TASK REQUIREMENTS →
1. In the patch review, which functions does the reviewer ask the author to use?
2. Decide whether each statement agrees with the patch review, answering yes or no and quoting the deciding words: (a) The reviewer considers the change correct for every value of C[LT]Z_DEFINED_VALUE_AT_ZERO. (b) A comment in the patch treats (zero_extend:DI (subreg:SI (ctz:DI ...))) as equal to (ctz:DI ...). (c) The patch checks that the subreg is a lowpart.
3. Carry on the patch review from the point where it stops.

Please use val_signbit_known_{set,clear}_p?

> +	return SUBREG_REG (op);

Also, this is not correct for C[LT]Z_DEFINED_VALUE_AT_ZERO non-zero if
the value it returns in its second arg does not survive sign extending
unmodified (if it is 0xffffffff for an extend from SI to DI for
exxample).

> +      /* (zero_extend:DI (subreg:SI (ctz:DI ...))) is (ctz:DI ...).  */
> +      if (GET_CODE (op) == SUBREG
> +	  && subreg_lowpart_p (op)
> +	  && GET_MODE (SUBREG_REG (op)) == mode
> +	  && is_a <scalar_int_mode> (mode, &int_mode)

ENTRIES →
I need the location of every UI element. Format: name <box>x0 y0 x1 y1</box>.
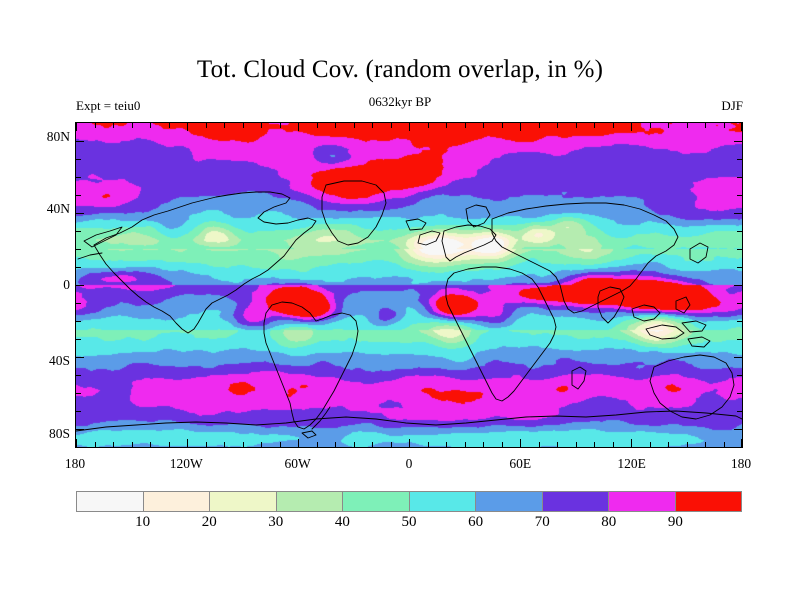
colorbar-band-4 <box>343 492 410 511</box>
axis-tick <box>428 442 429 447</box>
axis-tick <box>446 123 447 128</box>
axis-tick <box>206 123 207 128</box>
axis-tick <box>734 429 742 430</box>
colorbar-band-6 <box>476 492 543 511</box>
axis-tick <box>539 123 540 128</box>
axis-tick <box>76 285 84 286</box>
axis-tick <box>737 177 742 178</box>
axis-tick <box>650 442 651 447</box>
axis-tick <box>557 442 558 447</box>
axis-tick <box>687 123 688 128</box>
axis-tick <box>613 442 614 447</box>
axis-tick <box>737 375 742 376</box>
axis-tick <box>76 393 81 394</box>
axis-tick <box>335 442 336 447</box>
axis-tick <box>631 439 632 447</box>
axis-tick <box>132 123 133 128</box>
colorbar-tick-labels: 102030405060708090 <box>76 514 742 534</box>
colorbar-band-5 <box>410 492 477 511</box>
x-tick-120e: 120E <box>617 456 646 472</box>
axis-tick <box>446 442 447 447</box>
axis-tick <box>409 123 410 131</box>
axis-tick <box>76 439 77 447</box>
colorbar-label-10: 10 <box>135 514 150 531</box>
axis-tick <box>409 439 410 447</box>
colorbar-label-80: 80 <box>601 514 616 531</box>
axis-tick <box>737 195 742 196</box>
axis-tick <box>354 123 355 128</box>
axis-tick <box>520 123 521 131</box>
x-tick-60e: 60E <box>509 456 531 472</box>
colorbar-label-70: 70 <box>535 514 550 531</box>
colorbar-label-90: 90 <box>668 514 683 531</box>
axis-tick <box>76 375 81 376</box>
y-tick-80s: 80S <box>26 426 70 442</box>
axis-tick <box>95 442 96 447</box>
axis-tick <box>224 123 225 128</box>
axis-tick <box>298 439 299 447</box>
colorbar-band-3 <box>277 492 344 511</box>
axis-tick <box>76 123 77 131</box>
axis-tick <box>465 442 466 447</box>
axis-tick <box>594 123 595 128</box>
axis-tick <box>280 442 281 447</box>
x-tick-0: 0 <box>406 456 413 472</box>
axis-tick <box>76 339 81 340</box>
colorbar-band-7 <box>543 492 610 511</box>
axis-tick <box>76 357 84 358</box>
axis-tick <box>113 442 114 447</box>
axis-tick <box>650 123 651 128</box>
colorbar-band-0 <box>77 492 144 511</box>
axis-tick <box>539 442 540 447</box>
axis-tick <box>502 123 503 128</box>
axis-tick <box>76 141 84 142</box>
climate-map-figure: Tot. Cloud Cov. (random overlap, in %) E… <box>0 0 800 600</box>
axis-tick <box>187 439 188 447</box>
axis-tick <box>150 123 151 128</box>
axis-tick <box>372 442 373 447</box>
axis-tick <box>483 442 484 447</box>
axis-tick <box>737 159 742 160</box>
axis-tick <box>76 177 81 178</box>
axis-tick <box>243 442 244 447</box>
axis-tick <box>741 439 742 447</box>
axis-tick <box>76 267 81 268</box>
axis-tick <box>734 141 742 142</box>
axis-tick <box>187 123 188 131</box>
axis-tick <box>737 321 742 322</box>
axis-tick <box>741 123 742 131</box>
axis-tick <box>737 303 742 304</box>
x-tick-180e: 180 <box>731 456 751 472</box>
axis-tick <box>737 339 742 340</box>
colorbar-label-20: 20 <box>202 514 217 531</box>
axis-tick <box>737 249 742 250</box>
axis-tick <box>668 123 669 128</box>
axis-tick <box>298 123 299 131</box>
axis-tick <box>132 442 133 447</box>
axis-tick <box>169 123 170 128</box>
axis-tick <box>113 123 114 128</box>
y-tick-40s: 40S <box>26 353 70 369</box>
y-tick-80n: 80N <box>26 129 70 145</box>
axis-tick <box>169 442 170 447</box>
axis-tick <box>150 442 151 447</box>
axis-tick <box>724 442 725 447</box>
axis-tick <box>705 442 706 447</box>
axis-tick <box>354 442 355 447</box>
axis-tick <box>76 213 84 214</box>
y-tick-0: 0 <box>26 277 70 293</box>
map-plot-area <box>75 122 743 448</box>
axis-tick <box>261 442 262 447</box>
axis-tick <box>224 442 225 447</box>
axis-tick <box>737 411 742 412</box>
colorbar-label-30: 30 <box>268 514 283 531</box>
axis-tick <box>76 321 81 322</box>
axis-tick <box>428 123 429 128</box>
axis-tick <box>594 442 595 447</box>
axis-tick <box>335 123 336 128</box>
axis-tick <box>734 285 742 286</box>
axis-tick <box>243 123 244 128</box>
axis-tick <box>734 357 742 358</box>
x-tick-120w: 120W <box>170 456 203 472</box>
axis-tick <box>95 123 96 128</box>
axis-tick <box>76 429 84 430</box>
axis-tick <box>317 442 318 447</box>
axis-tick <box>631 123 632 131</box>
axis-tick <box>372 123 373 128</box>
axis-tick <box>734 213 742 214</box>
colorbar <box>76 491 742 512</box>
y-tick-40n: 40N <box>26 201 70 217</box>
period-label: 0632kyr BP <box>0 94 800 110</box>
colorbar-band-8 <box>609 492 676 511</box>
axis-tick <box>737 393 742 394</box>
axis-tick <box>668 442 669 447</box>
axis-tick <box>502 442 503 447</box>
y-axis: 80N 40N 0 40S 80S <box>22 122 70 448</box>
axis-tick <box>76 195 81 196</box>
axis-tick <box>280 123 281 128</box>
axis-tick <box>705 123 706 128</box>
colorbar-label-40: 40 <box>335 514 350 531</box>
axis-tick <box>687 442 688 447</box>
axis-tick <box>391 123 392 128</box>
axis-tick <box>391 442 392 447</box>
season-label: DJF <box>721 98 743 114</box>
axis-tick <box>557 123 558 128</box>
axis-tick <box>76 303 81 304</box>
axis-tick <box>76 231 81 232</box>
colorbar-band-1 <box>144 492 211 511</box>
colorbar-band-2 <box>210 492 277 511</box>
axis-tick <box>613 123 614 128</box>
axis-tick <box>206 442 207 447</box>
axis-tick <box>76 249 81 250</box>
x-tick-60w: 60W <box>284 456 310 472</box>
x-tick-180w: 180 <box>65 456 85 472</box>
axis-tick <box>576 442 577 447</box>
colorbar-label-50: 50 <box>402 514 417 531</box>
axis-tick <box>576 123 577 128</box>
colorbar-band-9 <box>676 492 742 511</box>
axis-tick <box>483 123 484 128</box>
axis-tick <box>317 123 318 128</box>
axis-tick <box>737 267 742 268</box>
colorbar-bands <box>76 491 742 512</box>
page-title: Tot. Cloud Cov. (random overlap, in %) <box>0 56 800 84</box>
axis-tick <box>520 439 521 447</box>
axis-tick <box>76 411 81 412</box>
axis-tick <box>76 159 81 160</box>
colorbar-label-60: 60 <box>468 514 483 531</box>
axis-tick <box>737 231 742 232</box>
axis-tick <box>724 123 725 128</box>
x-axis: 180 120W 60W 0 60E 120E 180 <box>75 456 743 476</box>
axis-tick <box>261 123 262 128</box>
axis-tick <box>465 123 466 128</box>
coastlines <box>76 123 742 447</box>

TASK-BY-TASK OUTPUTS →
1. val_signbit_known_{set,clear}_p

2.
(a) No: "this is not correct for C[LT]Z_DEFINED_VALUE_AT_ZERO non-zero if the value it returns in its second arg does not survive sign extending unmodified"
(b) Yes: "(zero_extend:DI (subreg:SI (ctz:DI ...))) is (ctz:DI ...)."
(c) Yes: "subreg_lowpart_p (op)"

3.
> +	  && is_a <scalar_int_mode> (GET_MODE (op), &op_mode)
> +	  && GET_MODE_PRECISION (int_mode) <= HOST_BITS_PER_WIDE_INT
> +	  && GET_MODE_PRECISION (op_mode) < GET_MODE_PRECISION (int_mode)
> +	  && (nonzero_bits (SUBREG_REG (op), mode)
> +	      & ~GET_MODE_MASK (op_mode)) == 0)
> +	return SUBREG_REG (op);

This has that same problem.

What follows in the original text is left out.